■ SET TASK:
Write out every single entry exactly.

■ DATASET ROWS:
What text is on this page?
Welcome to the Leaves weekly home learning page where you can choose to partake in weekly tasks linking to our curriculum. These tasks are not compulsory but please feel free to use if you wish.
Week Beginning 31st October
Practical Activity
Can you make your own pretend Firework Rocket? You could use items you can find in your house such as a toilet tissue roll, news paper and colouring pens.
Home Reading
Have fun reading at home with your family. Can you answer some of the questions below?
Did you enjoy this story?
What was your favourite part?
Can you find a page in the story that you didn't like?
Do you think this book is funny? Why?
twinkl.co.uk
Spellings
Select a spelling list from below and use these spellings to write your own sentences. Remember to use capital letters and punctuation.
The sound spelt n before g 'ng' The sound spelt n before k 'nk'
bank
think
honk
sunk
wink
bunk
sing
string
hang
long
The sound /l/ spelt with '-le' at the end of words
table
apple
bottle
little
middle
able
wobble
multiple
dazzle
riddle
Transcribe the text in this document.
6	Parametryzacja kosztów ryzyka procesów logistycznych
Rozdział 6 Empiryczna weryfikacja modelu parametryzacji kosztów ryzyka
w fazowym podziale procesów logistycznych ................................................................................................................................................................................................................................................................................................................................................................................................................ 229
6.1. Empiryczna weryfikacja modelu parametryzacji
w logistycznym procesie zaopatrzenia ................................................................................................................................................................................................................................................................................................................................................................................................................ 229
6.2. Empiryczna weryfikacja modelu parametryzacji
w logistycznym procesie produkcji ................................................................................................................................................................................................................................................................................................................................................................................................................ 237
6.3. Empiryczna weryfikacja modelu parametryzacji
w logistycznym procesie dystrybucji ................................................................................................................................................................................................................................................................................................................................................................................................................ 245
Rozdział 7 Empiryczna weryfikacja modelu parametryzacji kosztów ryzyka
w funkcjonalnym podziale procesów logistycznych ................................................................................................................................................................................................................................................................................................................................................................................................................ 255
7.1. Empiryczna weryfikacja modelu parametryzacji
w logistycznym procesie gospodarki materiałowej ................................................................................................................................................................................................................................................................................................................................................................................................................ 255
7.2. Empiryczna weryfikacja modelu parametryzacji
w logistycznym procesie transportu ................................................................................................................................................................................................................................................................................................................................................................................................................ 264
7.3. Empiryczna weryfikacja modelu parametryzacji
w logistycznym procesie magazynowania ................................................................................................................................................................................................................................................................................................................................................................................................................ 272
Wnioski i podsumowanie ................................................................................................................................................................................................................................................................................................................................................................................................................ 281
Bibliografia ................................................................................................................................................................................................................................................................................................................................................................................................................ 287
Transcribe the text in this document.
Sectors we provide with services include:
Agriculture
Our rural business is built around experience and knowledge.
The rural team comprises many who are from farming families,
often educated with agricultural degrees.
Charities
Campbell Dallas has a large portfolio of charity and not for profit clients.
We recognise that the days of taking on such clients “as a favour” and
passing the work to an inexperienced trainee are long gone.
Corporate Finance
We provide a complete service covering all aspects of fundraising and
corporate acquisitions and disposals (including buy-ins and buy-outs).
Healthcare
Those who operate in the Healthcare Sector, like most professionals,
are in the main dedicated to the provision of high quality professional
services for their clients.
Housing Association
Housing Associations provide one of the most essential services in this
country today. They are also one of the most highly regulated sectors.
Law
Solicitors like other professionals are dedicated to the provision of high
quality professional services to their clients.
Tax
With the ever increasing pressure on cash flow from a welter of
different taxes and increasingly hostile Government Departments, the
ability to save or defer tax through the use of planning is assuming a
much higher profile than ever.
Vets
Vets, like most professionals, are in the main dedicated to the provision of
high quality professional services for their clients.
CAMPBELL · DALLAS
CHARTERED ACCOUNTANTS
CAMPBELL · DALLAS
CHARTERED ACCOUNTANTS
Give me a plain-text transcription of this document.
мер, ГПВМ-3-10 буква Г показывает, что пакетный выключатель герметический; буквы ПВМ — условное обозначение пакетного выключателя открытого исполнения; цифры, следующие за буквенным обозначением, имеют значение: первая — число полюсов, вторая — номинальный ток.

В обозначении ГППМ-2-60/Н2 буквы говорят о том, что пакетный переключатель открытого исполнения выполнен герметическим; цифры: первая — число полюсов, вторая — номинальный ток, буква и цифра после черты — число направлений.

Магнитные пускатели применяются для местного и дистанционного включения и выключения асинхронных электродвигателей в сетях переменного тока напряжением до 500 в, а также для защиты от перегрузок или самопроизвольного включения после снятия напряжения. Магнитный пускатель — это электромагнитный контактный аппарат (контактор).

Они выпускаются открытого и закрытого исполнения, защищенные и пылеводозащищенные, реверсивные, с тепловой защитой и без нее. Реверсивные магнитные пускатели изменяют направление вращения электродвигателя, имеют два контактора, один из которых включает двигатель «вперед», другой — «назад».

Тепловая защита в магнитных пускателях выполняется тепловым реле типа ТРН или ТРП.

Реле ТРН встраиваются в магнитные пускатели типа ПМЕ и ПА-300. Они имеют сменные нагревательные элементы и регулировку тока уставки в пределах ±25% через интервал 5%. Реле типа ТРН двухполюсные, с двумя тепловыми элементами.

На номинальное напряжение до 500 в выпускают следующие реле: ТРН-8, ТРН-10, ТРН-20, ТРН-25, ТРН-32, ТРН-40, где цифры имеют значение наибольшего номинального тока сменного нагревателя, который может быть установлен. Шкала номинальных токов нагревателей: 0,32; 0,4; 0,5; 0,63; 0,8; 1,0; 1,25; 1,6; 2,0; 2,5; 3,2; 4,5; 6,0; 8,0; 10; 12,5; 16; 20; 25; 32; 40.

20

■ REPLY:
What text is on this page?
Welcome to the Leaves weekly home learning page where you can choose to partake in weekly tasks linking to our curriculum. These tasks are not compulsory but please feel free to use if you wish.
Week Beginning 31st October
Practical Activity
Can you make your own pretend Firework Rocket? You could use items you can find in your house such as a toilet tissue roll, news paper and colouring pens.
Home Reading
Have fun reading at home with your family. Can you answer some of the questions below?
Did you enjoy this story?
What was your favourite part?
Can you find a page in the story that you didn't like?
Do you think this book is funny? Why?
twinkl.co.uk
Spellings
Select a spelling list from below and use these spellings to write your own sentences. Remember to use capital letters and punctuation.
The sound spelt n before g 'ng' The sound spelt n before k 'nk'
bank
think
honk
sunk
wink
bunk
sing
string
hang
long
The sound /l/ spelt with '-le' at the end of words
table
apple
bottle
little
middle
able
wobble
multiple
dazzle
riddle
Transcribe the text in this document.
6	Parametryzacja kosztów ryzyka procesów logistycznych
Rozdział 6 Empiryczna weryfikacja modelu parametryzacji kosztów ryzyka
w fazowym podziale procesów logistycznych ................................................................................................................................................................................................................................................................................................................................................................................................................ 229
6.1. Empiryczna weryfikacja modelu parametryzacji
w logistycznym procesie zaopatrzenia ................................................................................................................................................................................................................................................................................................................................................................................................................ 229
6.2. Empiryczna weryfikacja modelu parametryzacji
w logistycznym procesie produkcji ................................................................................................................................................................................................................................................................................................................................................................................................................ 237
6.3. Empiryczna weryfikacja modelu parametryzacji
w logistycznym procesie dystrybucji ................................................................................................................................................................................................................................................................................................................................................................................................................ 245
Rozdział 7 Empiryczna weryfikacja modelu parametryzacji kosztów ryzyka
w funkcjonalnym podziale procesów logistycznych ................................................................................................................................................................................................................................................................................................................................................................................................................ 255
7.1. Empiryczna weryfikacja modelu parametryzacji
w logistycznym procesie gospodarki materiałowej ................................................................................................................................................................................................................................................................................................................................................................................................................ 255
7.2. Empiryczna weryfikacja modelu parametryzacji
w logistycznym procesie transportu ................................................................................................................................................................................................................................................................................................................................................................................................................ 264
7.3. Empiryczna weryfikacja modelu parametryzacji
w logistycznym procesie magazynowania ................................................................................................................................................................................................................................................................................................................................................................................................................ 272
Wnioski i podsumowanie ................................................................................................................................................................................................................................................................................................................................................................................................................ 281
Bibliografia ................................................................................................................................................................................................................................................................................................................................................................................................................ 287
Transcribe the text in this document.
Sectors we provide with services include:
Agriculture
Our rural business is built around experience and knowledge.
The rural team comprises many who are from farming families,
often educated with agricultural degrees.
Charities
Campbell Dallas has a large portfolio of charity and not for profit clients.
We recognise that the days of taking on such clients “as a favour” and
passing the work to an inexperienced trainee are long gone.
Corporate Finance
We provide a complete service covering all aspects of fundraising and
corporate acquisitions and disposals (including buy-ins and buy-outs).
Healthcare
Those who operate in the Healthcare Sector, like most professionals,
are in the main dedicated to the provision of high quality professional
services for their clients.
Housing Association
Housing Associations provide one of the most essential services in this
country today. They are also one of the most highly regulated sectors.
Law
Solicitors like other professionals are dedicated to the provision of high
quality professional services to their clients.
Tax
With the ever increasing pressure on cash flow from a welter of
different taxes and increasingly hostile Government Departments, the
ability to save or defer tax through the use of planning is assuming a
much higher profile than ever.
Vets
Vets, like most professionals, are in the main dedicated to the provision of
high quality professional services for their clients.
CAMPBELL · DALLAS
CHARTERED ACCOUNTANTS
CAMPBELL · DALLAS
CHARTERED ACCOUNTANTS
Give me a plain-text transcription of this document.
мер, ГПВМ-3-10 буква Г показывает, что пакетный выключатель герметический; буквы ПВМ — условное обозначение пакетного выключателя открытого исполнения; цифры, следующие за буквенным обозначением, имеют значение: первая — число полюсов, вторая — номинальный ток.

В обозначении ГППМ-2-60/Н2 буквы говорят о том, что пакетный переключатель открытого исполнения выполнен герметическим; цифры: первая — число полюсов, вторая — номинальный ток, буква и цифра после черты — число направлений.

Магнитные пускатели применяются для местного и дистанционного включения и выключения асинхронных электродвигателей в сетях переменного тока напряжением до 500 в, а также для защиты от перегрузок или самопроизвольного включения после снятия напряжения. Магнитный пускатель — это электромагнитный контактный аппарат (контактор).

Они выпускаются открытого и закрытого исполнения, защищенные и пылеводозащищенные, реверсивные, с тепловой защитой и без нее. Реверсивные магнитные пускатели изменяют направление вращения электродвигателя, имеют два контактора, один из которых включает двигатель «вперед», другой — «назад».

Тепловая защита в магнитных пускателях выполняется тепловым реле типа ТРН или ТРП.

Реле ТРН встраиваются в магнитные пускатели типа ПМЕ и ПА-300. Они имеют сменные нагревательные элементы и регулировку тока уставки в пределах ±25% через интервал 5%. Реле типа ТРН двухполюсные, с двумя тепловыми элементами.

На номинальное напряжение до 500 в выпускают следующие реле: ТРН-8, ТРН-10, ТРН-20, ТРН-25, ТРН-32, ТРН-40, где цифры имеют значение наибольшего номинального тока сменного нагревателя, который может быть установлен. Шкала номинальных токов нагревателей: 0,32; 0,4; 0,5; 0,63; 0,8; 1,0; 1,25; 1,6; 2,0; 2,5; 3,2; 4,5; 6,0; 8,0; 10; 12,5; 16; 20; 25; 32; 40.

20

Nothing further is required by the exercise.